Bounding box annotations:
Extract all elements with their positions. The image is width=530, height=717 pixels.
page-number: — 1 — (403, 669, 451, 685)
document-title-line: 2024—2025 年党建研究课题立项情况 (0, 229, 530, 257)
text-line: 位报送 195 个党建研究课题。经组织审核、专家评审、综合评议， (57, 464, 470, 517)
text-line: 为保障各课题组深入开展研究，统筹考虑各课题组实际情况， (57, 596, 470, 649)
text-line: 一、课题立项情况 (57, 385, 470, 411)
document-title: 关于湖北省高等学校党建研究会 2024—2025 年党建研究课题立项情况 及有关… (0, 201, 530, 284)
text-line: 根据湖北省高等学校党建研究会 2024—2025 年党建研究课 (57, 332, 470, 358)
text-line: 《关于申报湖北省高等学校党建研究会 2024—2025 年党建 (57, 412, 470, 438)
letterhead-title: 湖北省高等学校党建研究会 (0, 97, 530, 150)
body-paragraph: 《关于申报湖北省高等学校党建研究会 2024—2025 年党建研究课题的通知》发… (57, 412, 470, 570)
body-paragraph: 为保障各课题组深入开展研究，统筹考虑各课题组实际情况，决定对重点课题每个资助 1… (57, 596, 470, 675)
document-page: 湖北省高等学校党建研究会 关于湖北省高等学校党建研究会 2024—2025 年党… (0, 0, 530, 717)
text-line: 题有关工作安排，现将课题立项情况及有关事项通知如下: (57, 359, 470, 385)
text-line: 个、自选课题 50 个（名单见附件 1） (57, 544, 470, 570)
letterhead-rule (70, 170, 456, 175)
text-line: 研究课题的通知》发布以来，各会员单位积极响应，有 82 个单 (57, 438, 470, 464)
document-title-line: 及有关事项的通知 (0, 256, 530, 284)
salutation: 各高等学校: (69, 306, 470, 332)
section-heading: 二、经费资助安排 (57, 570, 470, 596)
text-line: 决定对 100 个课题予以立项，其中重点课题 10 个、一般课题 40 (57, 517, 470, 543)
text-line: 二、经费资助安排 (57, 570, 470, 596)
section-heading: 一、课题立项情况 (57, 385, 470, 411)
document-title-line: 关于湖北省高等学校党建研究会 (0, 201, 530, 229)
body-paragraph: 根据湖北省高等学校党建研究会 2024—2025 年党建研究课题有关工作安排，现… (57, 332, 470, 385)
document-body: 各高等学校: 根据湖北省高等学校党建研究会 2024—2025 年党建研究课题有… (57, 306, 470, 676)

**Request:**
Render the records as a Markdown table with the columns Row and Line, covering everything from the start of the records through the line containing "document-title-line: 及有关事项的通知 (0, 256, 530, 284)", that line included. Number each row and leave out any blank lines.

**Output for this exercise:**
| Row | Line |
|---|---|
| 1 | Extract all elements with their positions. The image is width=530, height=717 pixels. |
| 2 | page-number: — 1 — (403, 669, 451, 685) |
| 3 | document-title-line: 2024—2025 年党建研究课题立项情况 (0, 229, 530, 257) |
| 4 | text-line: 位报送 195 个党建研究课题。经组织审核、专家评审、综合评议， (57, 464, 470, 517) |
| 5 | text-line: 为保障各课题组深入开展研究，统筹考虑各课题组实际情况， (57, 596, 470, 649) |
| 6 | text-line: 一、课题立项情况 (57, 385, 470, 411) |
| 7 | document-title: 关于湖北省高等学校党建研究会 2024—2025 年党建研究课题立项情况 及有关… (0, 201, 530, 284) |
| 8 | text-line: 根据湖北省高等学校党建研究会 2024—2025 年党建研究课 (57, 332, 470, 358) |
| 9 | text-line: 《关于申报湖北省高等学校党建研究会 2024—2025 年党建 (57, 412, 470, 438) |
| 10 | letterhead-title: 湖北省高等学校党建研究会 (0, 97, 530, 150) |
| 11 | body-paragraph: 《关于申报湖北省高等学校党建研究会 2024—2025 年党建研究课题的通知》发… (57, 412, 470, 570) |
| 12 | body-paragraph: 为保障各课题组深入开展研究，统筹考虑各课题组实际情况，决定对重点课题每个资助 1… (57, 596, 470, 675) |
| 13 | document-page: 湖北省高等学校党建研究会 关于湖北省高等学校党建研究会 2024—2025 年党… (0, 0, 530, 717) |
| 14 | text-line: 题有关工作安排，现将课题立项情况及有关事项通知如下: (57, 359, 470, 385) |
| 15 | text-line: 个、自选课题 50 个（名单见附件 1） (57, 544, 470, 570) |
| 16 | letterhead-rule (70, 170, 456, 175) |
| 17 | text-line: 研究课题的通知》发布以来，各会员单位积极响应，有 82 个单 (57, 438, 470, 464) |
| 18 | document-title-line: 及有关事项的通知 (0, 256, 530, 284) |